__TEXTE__.

Ce fut un spectacle, dont les soldats tartares ne purent soutenir la vue : et comme leurs visages hideux étaient un reproche continuel de leur défaite, on les fit tous mourir par ordre de l’empereur, comme étant coupables, soit pour n’avoir pas su vaincre, soit pour n’avoir pas su mourir glorieusement en défendant leur patrie.

Après cette victoire Tching tching cong pensa à se donner un lieu de retraite. Il jeta les yeux sur l’île de Formose qui était possédée par les Hollandais. Il l’assiégea par mer et par terre, et après quatre mois de résistance, le manque de vivres obligea enfin les assiégés à se rendre. C’est-là où il établit sa nouvelle domination : mais il n’en jouit pas longtemps. L’année suivante il mourut, et la laissa à son fils.

Il ne restait plus que Yong lié, qui, quoique chassé de toute la Chine, et réfugié dans le royaume de Pegou, lequel confine avec la province d’Yun nan, portait toujours le titre d’empereur, et pouvait donner lieu à quelques mouvements. La cour y envoya des troupes avec des lettres menaçantes au roi de Pegou, qui lui enjoignaient de remettre ce prince fugitif.

Il fut aussitôt livré avec toute sa famille entre les mains des Tartares qui le conduisirent dans la capitale, où il fut étranglé. À l’égard des deux reines, sa mère et son épouse, elles furent menées à Peking ; on leur donna à chacune un palais séparé, où elles furent traitées avec honneur, et où elles se sont toujours maintenues dans leur premier attachement à la foi.

__MATÉRIEL FOURNI__.
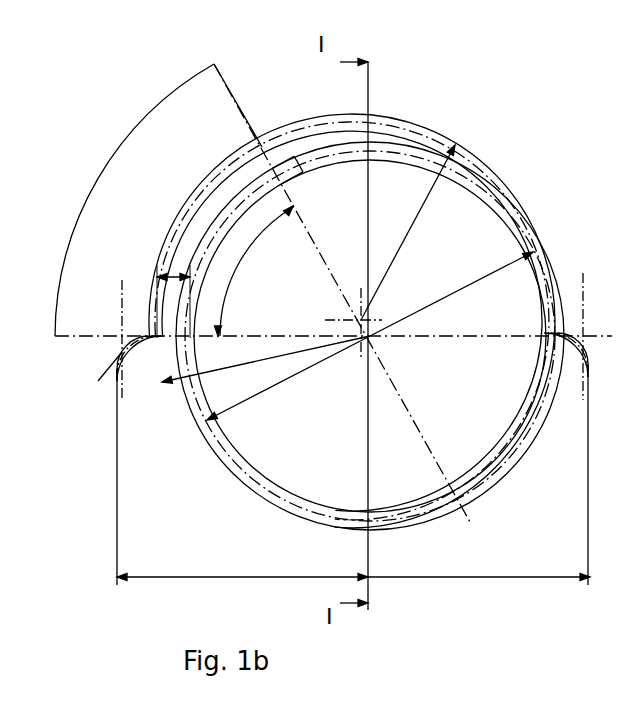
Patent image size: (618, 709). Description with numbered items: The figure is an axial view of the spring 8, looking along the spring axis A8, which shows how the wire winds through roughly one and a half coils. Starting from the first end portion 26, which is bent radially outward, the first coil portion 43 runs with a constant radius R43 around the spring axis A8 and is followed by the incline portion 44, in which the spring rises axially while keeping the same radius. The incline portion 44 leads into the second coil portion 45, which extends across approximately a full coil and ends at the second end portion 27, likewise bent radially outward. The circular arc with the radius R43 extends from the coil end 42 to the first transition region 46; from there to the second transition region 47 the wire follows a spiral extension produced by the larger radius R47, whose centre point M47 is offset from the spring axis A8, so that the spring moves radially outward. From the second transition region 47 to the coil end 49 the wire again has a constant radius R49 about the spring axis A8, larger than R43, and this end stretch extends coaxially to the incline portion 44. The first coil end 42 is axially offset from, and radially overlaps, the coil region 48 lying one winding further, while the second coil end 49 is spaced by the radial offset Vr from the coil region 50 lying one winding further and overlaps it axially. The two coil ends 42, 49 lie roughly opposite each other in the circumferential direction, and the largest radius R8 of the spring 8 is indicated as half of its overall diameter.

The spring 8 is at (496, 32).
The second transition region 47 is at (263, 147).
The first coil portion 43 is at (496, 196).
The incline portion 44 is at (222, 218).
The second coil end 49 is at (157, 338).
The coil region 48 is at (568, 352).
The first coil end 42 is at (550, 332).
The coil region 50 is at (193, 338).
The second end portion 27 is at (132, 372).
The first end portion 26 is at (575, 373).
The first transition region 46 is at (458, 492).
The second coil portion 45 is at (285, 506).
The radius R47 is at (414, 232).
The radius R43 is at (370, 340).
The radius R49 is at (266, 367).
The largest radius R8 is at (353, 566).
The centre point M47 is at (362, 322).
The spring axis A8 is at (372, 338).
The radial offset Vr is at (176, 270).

__CONSIGNE__.
Répondez à ces questions en vous appuyant sur le texte :
(a) Qui possédait l'île de Formose avant que Tching tching cong ne l'assiège ?
(b) Dans quel royaume Yong lié s'était-il réfugié ?
(c) Où les deux reines furent-elles menées ?
Le matériel fourni n'a pas de lien avec le texte.

__RÉPONSE__.
(a) Les Hollandais.
(b) Dans le royaume de Pegou.
(c) À Peking.